**THE TASK**: Scan the entries below for the word "mavzuga". Copy each line that has it.

Records from a data source:

(begin)

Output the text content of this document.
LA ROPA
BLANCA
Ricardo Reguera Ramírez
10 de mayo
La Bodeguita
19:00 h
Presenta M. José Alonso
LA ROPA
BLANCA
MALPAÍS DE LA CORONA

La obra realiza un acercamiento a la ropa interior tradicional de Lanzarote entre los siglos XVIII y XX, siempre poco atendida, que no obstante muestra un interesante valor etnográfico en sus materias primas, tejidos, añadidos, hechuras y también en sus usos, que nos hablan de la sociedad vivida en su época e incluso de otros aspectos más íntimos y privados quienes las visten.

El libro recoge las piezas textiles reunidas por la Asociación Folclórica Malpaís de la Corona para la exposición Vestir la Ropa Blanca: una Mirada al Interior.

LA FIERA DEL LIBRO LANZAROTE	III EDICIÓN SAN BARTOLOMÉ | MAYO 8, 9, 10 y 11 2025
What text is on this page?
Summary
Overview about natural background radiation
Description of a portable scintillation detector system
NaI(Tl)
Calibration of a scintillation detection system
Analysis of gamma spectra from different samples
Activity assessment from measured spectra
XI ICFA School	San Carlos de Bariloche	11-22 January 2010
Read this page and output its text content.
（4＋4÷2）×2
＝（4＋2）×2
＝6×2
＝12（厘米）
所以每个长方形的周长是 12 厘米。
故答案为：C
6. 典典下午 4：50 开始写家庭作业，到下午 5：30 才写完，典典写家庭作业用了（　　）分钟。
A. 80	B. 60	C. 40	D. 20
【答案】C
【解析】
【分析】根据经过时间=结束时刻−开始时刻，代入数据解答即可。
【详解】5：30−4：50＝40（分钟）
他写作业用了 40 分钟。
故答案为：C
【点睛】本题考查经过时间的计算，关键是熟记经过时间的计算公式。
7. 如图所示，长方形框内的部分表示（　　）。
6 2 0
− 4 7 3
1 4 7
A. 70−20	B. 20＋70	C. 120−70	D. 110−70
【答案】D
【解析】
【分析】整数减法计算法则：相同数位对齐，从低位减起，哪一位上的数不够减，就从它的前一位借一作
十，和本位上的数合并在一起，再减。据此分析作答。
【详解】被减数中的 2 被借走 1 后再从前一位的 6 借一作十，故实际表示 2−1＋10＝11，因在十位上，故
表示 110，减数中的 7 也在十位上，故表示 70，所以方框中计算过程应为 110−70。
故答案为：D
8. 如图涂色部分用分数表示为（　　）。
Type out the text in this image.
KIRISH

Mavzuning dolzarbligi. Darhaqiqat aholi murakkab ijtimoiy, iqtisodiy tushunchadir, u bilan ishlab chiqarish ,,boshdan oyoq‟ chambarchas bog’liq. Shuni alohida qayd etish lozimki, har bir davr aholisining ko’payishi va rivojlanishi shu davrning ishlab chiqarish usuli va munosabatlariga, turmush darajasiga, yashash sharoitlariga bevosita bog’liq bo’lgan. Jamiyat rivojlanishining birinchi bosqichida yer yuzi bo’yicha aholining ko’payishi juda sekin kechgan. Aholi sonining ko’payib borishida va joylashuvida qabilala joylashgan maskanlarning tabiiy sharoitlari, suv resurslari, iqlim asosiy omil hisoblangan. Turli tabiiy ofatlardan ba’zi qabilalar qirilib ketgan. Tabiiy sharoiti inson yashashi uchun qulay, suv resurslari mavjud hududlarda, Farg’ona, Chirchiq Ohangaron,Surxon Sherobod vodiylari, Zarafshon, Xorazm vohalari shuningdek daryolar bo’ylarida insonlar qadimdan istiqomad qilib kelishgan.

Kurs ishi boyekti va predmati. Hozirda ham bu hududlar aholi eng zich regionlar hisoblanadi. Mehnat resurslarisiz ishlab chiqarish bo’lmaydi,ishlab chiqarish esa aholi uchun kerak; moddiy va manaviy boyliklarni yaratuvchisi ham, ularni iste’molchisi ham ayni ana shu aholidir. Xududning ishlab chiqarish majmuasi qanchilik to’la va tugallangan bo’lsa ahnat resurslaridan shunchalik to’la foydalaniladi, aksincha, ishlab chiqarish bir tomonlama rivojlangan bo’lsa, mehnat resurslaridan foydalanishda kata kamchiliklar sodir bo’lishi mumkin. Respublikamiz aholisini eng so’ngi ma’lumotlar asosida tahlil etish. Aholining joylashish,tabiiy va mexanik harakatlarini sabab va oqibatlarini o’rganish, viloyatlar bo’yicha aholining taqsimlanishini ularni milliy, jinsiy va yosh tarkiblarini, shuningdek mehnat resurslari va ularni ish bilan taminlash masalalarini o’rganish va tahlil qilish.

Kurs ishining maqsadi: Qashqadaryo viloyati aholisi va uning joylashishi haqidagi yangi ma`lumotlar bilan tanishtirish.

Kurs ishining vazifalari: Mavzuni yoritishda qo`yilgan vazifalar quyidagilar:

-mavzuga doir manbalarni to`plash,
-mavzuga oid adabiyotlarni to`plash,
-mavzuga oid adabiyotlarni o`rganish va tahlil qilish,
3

(end)

**THE REPLY**:
-mavzuga doir manbalarni to`plash,
-mavzuga oid adabiyotlarni to`plash,
-mavzuga oid adabiyotlarni o`rganish va tahlil qilish,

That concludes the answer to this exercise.